Data records
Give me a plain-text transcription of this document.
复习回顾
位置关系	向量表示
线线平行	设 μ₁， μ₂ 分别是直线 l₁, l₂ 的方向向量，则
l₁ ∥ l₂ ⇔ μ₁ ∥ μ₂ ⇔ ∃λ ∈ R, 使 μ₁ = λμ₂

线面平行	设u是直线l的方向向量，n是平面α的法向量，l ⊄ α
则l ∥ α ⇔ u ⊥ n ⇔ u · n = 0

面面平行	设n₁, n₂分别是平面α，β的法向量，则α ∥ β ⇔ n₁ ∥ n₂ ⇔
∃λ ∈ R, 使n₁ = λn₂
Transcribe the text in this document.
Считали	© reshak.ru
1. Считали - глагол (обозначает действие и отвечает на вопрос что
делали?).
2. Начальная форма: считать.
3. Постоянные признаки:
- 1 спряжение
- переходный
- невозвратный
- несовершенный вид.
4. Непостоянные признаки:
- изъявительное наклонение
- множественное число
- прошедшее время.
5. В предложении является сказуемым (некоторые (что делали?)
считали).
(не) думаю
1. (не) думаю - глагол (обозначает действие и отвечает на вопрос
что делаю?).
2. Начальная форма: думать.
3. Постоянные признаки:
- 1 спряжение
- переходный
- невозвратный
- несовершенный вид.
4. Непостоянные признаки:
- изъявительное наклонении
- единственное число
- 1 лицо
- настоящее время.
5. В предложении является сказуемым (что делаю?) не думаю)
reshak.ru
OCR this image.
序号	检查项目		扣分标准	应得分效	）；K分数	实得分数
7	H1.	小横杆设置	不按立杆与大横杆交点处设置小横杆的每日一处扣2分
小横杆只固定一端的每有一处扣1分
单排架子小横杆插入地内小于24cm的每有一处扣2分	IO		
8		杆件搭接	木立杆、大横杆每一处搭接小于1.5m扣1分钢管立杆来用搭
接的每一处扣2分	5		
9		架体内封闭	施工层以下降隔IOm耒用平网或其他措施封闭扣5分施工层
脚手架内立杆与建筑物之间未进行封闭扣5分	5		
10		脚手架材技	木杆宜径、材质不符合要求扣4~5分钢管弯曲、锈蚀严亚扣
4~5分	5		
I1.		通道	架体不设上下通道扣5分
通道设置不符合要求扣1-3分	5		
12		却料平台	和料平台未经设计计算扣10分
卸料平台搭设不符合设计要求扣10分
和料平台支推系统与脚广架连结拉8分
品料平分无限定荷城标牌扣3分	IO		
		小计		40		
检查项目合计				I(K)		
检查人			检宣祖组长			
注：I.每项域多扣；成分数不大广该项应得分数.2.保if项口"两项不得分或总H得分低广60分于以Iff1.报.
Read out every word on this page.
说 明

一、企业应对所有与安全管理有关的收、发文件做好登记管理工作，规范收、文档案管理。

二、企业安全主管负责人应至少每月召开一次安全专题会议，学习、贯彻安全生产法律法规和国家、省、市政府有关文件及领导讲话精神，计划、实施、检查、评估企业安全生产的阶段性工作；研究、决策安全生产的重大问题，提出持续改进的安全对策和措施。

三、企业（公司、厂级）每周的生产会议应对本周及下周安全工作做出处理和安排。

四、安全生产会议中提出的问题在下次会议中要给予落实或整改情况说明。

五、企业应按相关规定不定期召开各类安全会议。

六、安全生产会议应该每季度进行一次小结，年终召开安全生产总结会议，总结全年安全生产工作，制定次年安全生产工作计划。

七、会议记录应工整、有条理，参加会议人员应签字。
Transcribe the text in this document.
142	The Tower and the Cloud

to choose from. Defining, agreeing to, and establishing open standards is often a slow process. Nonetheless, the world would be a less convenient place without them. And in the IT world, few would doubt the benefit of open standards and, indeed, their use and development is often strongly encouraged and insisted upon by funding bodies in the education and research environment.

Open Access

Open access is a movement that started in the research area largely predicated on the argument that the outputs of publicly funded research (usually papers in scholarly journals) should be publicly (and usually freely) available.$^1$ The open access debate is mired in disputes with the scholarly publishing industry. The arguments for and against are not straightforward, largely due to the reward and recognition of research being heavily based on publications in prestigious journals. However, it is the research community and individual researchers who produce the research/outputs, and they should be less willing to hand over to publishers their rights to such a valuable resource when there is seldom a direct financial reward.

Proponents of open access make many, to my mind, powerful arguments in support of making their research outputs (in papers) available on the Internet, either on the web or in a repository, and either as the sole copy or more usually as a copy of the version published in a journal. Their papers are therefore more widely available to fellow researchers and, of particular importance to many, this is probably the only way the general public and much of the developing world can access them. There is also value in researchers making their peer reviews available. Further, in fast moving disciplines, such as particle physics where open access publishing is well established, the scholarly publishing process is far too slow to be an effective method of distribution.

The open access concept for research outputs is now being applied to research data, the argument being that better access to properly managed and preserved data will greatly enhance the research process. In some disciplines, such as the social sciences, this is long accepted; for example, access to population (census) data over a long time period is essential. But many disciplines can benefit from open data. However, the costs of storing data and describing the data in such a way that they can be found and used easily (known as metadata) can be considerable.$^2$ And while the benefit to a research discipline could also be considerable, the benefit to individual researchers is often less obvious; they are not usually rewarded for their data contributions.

-- WRITTEN PROBLEM --
Your task is to give the records above again, exactly.

-- TASK RESPONSE --
Give me a plain-text transcription of this document.
复习回顾
位置关系	向量表示
线线平行	设 μ₁， μ₂ 分别是直线 l₁, l₂ 的方向向量，则
l₁ ∥ l₂ ⇔ μ₁ ∥ μ₂ ⇔ ∃λ ∈ R, 使 μ₁ = λμ₂

线面平行	设u是直线l的方向向量，n是平面α的法向量，l ⊄ α
则l ∥ α ⇔ u ⊥ n ⇔ u · n = 0

面面平行	设n₁, n₂分别是平面α，β的法向量，则α ∥ β ⇔ n₁ ∥ n₂ ⇔
∃λ ∈ R, 使n₁ = λn₂
Transcribe the text in this document.
Считали	© reshak.ru
1. Считали - глагол (обозначает действие и отвечает на вопрос что
делали?).
2. Начальная форма: считать.
3. Постоянные признаки:
- 1 спряжение
- переходный
- невозвратный
- несовершенный вид.
4. Непостоянные признаки:
- изъявительное наклонение
- множественное число
- прошедшее время.
5. В предложении является сказуемым (некоторые (что делали?)
считали).
(не) думаю
1. (не) думаю - глагол (обозначает действие и отвечает на вопрос
что делаю?).
2. Начальная форма: думать.
3. Постоянные признаки:
- 1 спряжение
- переходный
- невозвратный
- несовершенный вид.
4. Непостоянные признаки:
- изъявительное наклонении
- единственное число
- 1 лицо
- настоящее время.
5. В предложении является сказуемым (что делаю?) не думаю)
reshak.ru
OCR this image.
序号	检查项目		扣分标准	应得分效	）；K分数	实得分数
7	H1.	小横杆设置	不按立杆与大横杆交点处设置小横杆的每日一处扣2分
小横杆只固定一端的每有一处扣1分
单排架子小横杆插入地内小于24cm的每有一处扣2分	IO		
8		杆件搭接	木立杆、大横杆每一处搭接小于1.5m扣1分钢管立杆来用搭
接的每一处扣2分	5		
9		架体内封闭	施工层以下降隔IOm耒用平网或其他措施封闭扣5分施工层
脚手架内立杆与建筑物之间未进行封闭扣5分	5		
10		脚手架材技	木杆宜径、材质不符合要求扣4~5分钢管弯曲、锈蚀严亚扣
4~5分	5		
I1.		通道	架体不设上下通道扣5分
通道设置不符合要求扣1-3分	5		
12		却料平台	和料平台未经设计计算扣10分
卸料平台搭设不符合设计要求扣10分
和料平台支推系统与脚广架连结拉8分
品料平分无限定荷城标牌扣3分	IO		
		小计		40		
检查项目合计				I(K)		
检查人			检宣祖组长			
注：I.每项域多扣；成分数不大广该项应得分数.2.保if项口"两项不得分或总H得分低广60分于以Iff1.报.
Read out every word on this page.
说 明

一、企业应对所有与安全管理有关的收、发文件做好登记管理工作，规范收、文档案管理。

二、企业安全主管负责人应至少每月召开一次安全专题会议，学习、贯彻安全生产法律法规和国家、省、市政府有关文件及领导讲话精神，计划、实施、检查、评估企业安全生产的阶段性工作；研究、决策安全生产的重大问题，提出持续改进的安全对策和措施。

三、企业（公司、厂级）每周的生产会议应对本周及下周安全工作做出处理和安排。

四、安全生产会议中提出的问题在下次会议中要给予落实或整改情况说明。

五、企业应按相关规定不定期召开各类安全会议。

六、安全生产会议应该每季度进行一次小结，年终召开安全生产总结会议，总结全年安全生产工作，制定次年安全生产工作计划。

七、会议记录应工整、有条理，参加会议人员应签字。
Transcribe the text in this document.
142	The Tower and the Cloud

to choose from. Defining, agreeing to, and establishing open standards is often a slow process. Nonetheless, the world would be a less convenient place without them. And in the IT world, few would doubt the benefit of open standards and, indeed, their use and development is often strongly encouraged and insisted upon by funding bodies in the education and research environment.

Open Access

Open access is a movement that started in the research area largely predicated on the argument that the outputs of publicly funded research (usually papers in scholarly journals) should be publicly (and usually freely) available.$^1$ The open access debate is mired in disputes with the scholarly publishing industry. The arguments for and against are not straightforward, largely due to the reward and recognition of research being heavily based on publications in prestigious journals. However, it is the research community and individual researchers who produce the research/outputs, and they should be less willing to hand over to publishers their rights to such a valuable resource when there is seldom a direct financial reward.

Proponents of open access make many, to my mind, powerful arguments in support of making their research outputs (in papers) available on the Internet, either on the web or in a repository, and either as the sole copy or more usually as a copy of the version published in a journal. Their papers are therefore more widely available to fellow researchers and, of particular importance to many, this is probably the only way the general public and much of the developing world can access them. There is also value in researchers making their peer reviews available. Further, in fast moving disciplines, such as particle physics where open access publishing is well established, the scholarly publishing process is far too slow to be an effective method of distribution.

The open access concept for research outputs is now being applied to research data, the argument being that better access to properly managed and preserved data will greatly enhance the research process. In some disciplines, such as the social sciences, this is long accepted; for example, access to population (census) data over a long time period is essential. But many disciplines can benefit from open data. However, the costs of storing data and describing the data in such a way that they can be found and used easily (known as metadata) can be considerable.$^2$ And while the benefit to a research discipline could also be considerable, the benefit to individual researchers is often less obvious; they are not usually rewarded for their data contributions.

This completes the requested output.